Entries provided:
^^^^^^^^^^^^^^^^

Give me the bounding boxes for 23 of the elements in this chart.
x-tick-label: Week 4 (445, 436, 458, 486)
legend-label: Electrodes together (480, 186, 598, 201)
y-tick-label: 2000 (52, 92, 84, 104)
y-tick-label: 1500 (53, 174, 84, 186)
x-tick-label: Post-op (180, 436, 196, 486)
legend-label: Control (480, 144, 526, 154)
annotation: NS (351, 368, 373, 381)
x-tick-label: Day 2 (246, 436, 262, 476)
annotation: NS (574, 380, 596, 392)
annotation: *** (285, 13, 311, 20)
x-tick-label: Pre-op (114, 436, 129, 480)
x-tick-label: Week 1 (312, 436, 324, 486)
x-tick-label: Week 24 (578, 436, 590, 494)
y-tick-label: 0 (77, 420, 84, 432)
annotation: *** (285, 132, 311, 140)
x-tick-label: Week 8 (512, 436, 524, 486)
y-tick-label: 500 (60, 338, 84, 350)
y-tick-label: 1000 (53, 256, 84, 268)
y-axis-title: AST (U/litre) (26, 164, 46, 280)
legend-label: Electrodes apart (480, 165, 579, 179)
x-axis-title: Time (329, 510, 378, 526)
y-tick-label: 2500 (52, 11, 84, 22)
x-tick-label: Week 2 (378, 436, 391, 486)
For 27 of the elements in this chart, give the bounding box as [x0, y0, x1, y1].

^^^^^^^^^^^^^^^^

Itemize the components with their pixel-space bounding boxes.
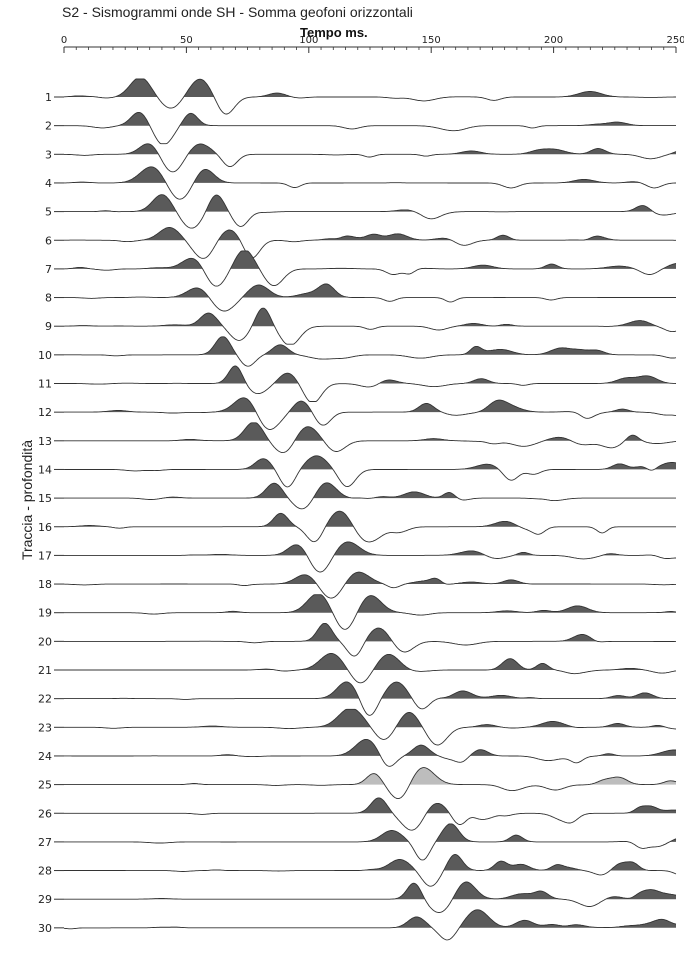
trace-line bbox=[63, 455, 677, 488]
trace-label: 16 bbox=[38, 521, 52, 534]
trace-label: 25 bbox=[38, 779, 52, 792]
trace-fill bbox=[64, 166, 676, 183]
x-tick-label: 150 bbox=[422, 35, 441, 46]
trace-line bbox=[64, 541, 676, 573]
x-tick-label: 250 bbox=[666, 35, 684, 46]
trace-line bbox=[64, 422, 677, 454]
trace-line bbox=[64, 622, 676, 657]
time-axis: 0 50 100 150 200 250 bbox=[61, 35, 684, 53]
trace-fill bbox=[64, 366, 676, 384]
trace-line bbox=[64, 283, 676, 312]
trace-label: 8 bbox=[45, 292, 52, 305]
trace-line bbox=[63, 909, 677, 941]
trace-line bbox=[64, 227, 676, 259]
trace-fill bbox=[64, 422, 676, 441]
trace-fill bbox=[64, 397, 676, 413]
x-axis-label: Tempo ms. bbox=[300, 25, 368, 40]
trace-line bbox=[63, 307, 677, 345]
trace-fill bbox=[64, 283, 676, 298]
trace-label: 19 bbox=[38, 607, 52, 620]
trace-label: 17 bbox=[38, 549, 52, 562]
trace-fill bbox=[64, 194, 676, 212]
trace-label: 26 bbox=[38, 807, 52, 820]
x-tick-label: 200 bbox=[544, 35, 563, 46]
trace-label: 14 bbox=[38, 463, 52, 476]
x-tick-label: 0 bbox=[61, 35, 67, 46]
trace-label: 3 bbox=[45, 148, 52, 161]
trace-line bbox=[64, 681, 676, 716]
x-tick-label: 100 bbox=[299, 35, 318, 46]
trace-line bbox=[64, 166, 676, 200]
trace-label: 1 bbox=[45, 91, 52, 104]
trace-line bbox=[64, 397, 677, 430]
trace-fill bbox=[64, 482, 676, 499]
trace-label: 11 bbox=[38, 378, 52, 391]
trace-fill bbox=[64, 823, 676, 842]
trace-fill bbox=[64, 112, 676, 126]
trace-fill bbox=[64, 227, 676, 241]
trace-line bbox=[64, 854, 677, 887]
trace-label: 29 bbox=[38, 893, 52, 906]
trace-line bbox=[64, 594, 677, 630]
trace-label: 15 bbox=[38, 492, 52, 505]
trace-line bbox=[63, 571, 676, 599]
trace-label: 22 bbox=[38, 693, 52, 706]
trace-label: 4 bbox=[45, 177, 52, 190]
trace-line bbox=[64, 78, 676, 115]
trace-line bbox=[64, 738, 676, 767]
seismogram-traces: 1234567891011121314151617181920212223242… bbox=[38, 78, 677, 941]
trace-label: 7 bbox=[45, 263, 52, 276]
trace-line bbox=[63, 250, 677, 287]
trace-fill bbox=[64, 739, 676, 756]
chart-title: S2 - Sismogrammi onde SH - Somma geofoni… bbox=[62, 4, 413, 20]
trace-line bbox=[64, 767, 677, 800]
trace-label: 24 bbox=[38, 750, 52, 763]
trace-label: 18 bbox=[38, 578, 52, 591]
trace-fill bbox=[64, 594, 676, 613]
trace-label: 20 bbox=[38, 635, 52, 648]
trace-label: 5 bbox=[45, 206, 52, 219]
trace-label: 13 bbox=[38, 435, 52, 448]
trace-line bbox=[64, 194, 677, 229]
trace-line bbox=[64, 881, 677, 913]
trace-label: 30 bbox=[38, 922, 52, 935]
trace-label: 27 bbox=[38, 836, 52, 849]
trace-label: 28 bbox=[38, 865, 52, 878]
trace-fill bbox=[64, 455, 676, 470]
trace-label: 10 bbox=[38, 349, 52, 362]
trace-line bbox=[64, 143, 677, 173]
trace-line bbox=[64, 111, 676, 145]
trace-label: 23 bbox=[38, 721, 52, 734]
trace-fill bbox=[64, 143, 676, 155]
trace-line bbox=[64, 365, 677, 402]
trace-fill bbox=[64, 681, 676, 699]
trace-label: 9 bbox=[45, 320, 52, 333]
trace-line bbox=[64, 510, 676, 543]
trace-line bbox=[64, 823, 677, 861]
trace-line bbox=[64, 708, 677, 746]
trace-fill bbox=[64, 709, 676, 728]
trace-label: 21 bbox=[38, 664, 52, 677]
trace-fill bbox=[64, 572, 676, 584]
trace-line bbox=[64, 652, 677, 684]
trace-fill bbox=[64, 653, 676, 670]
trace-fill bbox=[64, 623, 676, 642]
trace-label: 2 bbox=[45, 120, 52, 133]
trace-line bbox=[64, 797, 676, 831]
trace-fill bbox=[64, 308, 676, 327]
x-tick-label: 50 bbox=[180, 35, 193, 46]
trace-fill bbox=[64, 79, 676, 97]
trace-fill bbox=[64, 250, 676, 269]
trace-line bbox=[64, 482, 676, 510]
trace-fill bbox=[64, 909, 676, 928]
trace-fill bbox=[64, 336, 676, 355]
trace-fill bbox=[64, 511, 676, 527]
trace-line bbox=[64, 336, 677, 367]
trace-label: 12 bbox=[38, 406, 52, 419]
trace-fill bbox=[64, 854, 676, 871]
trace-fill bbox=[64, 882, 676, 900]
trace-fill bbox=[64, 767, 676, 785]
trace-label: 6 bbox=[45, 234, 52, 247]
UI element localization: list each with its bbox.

^^^^^^^^^^^^^^^^

Copy the records word for word, from the line with "Give me the" up to and including the line with "x-tick-label: Week 24 (578, 436, 590, 494)".

Give me the bounding boxes for 23 of the elements in this chart.
x-tick-label: Week 4 (445, 436, 458, 486)
legend-label: Electrodes together (480, 186, 598, 201)
y-tick-label: 2000 (52, 92, 84, 104)
y-tick-label: 1500 (53, 174, 84, 186)
x-tick-label: Post-op (180, 436, 196, 486)
legend-label: Control (480, 144, 526, 154)
annotation: NS (351, 368, 373, 381)
x-tick-label: Day 2 (246, 436, 262, 476)
annotation: NS (574, 380, 596, 392)
annotation: *** (285, 13, 311, 20)
x-tick-label: Pre-op (114, 436, 129, 480)
x-tick-label: Week 1 (312, 436, 324, 486)
x-tick-label: Week 24 (578, 436, 590, 494)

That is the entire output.